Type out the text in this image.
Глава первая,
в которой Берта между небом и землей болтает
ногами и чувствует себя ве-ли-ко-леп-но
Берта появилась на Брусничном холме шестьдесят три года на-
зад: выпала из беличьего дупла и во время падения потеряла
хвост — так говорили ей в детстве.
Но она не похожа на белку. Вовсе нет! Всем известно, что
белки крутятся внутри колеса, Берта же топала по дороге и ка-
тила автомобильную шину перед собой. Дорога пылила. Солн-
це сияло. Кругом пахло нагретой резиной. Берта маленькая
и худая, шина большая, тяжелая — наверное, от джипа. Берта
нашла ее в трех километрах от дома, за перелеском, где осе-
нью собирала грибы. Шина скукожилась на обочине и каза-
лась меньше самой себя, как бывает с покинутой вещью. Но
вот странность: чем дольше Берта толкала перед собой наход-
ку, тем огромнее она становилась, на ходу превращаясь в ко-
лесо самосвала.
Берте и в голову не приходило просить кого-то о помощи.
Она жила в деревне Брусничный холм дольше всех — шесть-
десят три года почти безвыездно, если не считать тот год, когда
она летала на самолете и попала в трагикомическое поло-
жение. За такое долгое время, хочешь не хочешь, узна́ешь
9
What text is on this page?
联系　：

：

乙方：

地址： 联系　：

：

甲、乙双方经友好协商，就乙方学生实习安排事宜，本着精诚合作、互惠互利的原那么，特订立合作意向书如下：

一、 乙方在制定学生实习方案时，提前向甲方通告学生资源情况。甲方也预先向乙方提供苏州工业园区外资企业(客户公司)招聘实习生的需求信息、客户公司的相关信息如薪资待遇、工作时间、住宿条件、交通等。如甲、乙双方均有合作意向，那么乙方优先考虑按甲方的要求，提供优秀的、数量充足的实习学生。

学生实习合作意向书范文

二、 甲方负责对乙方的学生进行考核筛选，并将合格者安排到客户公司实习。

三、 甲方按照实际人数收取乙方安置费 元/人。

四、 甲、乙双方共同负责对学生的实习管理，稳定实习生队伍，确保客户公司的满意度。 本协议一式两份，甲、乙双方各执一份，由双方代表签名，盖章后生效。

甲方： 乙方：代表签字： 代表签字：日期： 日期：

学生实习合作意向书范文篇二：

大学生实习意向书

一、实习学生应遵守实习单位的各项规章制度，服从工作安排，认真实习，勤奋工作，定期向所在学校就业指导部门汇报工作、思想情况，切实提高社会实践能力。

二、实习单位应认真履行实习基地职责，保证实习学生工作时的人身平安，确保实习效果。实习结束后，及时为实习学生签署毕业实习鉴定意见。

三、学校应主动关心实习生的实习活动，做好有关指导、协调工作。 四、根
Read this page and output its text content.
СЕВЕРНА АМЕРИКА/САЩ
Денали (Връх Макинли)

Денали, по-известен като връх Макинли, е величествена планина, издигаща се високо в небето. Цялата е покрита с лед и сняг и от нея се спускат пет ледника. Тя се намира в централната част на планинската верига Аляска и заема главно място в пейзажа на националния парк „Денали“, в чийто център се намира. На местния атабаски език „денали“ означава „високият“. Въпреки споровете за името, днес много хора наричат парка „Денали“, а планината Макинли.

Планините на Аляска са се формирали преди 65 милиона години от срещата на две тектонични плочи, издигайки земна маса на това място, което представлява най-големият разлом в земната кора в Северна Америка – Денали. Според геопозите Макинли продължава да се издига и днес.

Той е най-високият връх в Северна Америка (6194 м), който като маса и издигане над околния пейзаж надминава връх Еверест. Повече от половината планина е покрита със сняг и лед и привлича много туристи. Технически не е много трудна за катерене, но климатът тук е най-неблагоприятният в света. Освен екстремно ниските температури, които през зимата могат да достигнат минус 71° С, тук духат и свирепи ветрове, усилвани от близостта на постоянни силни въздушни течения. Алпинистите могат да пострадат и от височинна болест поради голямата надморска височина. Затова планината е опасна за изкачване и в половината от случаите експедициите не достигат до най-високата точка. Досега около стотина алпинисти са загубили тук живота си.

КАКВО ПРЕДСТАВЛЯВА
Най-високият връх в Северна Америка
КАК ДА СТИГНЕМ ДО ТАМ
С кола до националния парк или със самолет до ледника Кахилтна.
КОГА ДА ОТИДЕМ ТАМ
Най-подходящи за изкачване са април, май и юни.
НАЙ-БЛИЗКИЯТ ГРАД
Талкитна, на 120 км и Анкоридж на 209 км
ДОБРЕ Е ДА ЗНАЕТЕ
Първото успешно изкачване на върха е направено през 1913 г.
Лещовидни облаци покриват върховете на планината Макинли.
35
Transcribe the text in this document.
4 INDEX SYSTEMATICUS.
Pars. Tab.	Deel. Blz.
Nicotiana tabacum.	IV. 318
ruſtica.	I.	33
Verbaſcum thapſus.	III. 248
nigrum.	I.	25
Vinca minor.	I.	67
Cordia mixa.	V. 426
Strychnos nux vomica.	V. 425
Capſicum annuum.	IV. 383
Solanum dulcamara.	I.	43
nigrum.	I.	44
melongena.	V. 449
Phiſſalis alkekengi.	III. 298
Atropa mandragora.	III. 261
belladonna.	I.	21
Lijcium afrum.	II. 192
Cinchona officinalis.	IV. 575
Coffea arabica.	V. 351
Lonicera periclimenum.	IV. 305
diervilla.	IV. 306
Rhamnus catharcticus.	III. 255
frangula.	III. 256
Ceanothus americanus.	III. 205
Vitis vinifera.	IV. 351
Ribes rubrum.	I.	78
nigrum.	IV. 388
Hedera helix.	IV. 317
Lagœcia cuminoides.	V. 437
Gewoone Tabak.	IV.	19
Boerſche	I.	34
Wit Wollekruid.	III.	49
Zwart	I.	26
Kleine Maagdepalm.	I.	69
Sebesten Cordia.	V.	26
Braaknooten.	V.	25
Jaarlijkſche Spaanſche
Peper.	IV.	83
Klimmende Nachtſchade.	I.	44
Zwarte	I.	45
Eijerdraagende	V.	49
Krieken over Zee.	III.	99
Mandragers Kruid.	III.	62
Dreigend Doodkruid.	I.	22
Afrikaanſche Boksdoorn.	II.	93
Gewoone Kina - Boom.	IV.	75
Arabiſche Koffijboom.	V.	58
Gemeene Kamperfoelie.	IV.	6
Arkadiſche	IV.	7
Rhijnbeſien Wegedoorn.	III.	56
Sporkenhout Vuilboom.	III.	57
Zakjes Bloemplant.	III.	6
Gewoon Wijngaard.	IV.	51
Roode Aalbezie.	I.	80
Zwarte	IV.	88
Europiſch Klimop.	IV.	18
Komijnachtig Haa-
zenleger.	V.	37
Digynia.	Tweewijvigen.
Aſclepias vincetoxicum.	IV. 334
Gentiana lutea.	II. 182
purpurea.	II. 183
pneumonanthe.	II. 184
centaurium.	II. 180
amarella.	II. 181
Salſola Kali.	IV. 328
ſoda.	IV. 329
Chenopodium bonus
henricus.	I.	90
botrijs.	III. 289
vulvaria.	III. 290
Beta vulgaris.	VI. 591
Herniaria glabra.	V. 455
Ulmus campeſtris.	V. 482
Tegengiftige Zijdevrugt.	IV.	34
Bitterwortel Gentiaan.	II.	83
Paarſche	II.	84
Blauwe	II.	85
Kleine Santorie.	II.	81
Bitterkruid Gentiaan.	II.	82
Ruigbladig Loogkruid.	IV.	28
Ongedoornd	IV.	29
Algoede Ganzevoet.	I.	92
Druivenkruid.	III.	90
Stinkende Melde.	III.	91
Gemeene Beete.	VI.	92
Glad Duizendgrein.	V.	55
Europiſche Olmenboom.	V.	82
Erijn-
● ● ● ●
*BRIEF:* Pick out and copy the lines of the entries that hold the string "дольше".

*FULL OUTPUT:*
вот странность: чем дольше Берта толкала перед собой наход-
Она жила в деревне Брусничный холм дольше всех — шесть-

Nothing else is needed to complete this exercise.